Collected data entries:

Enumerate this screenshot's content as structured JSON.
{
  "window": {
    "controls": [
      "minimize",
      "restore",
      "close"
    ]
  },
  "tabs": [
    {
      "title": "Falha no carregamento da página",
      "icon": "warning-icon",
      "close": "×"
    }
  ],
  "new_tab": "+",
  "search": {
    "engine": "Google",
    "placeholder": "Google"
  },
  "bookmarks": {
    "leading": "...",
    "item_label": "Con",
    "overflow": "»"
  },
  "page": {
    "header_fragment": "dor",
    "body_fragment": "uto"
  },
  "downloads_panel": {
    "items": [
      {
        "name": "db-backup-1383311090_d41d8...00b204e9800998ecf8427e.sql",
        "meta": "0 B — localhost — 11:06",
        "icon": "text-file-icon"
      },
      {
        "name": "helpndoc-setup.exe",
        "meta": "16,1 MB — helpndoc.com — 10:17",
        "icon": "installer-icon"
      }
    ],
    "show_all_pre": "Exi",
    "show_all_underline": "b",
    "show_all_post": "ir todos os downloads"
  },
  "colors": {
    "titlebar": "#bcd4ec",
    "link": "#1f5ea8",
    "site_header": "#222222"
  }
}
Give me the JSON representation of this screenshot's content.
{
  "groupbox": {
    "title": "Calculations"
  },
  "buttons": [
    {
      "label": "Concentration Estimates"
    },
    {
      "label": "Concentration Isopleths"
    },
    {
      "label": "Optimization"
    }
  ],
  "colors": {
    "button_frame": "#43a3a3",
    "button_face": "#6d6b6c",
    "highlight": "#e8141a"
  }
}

WHAT YOU WILL DO:
All of the material above needs to be copied exactly.

RESPONSE:
Enumerate this screenshot's content as structured JSON.
{
  "window": {
    "controls": [
      "minimize",
      "restore",
      "close"
    ]
  },
  "tabs": [
    {
      "title": "Falha no carregamento da página",
      "icon": "warning-icon",
      "close": "×"
    }
  ],
  "new_tab": "+",
  "search": {
    "engine": "Google",
    "placeholder": "Google"
  },
  "bookmarks": {
    "leading": "...",
    "item_label": "Con",
    "overflow": "»"
  },
  "page": {
    "header_fragment": "dor",
    "body_fragment": "uto"
  },
  "downloads_panel": {
    "items": [
      {
        "name": "db-backup-1383311090_d41d8...00b204e9800998ecf8427e.sql",
        "meta": "0 B — localhost — 11:06",
        "icon": "text-file-icon"
      },
      {
        "name": "helpndoc-setup.exe",
        "meta": "16,1 MB — helpndoc.com — 10:17",
        "icon": "installer-icon"
      }
    ],
    "show_all_pre": "Exi",
    "show_all_underline": "b",
    "show_all_post": "ir todos os downloads"
  },
  "colors": {
    "titlebar": "#bcd4ec",
    "link": "#1f5ea8",
    "site_header": "#222222"
  }
}
Give me the JSON representation of this screenshot's content.
{
  "groupbox": {
    "title": "Calculations"
  },
  "buttons": [
    {
      "label": "Concentration Estimates"
    },
    {
      "label": "Concentration Isopleths"
    },
    {
      "label": "Optimization"
    }
  ],
  "colors": {
    "button_frame": "#43a3a3",
    "button_face": "#6d6b6c",
    "highlight": "#e8141a"
  }
}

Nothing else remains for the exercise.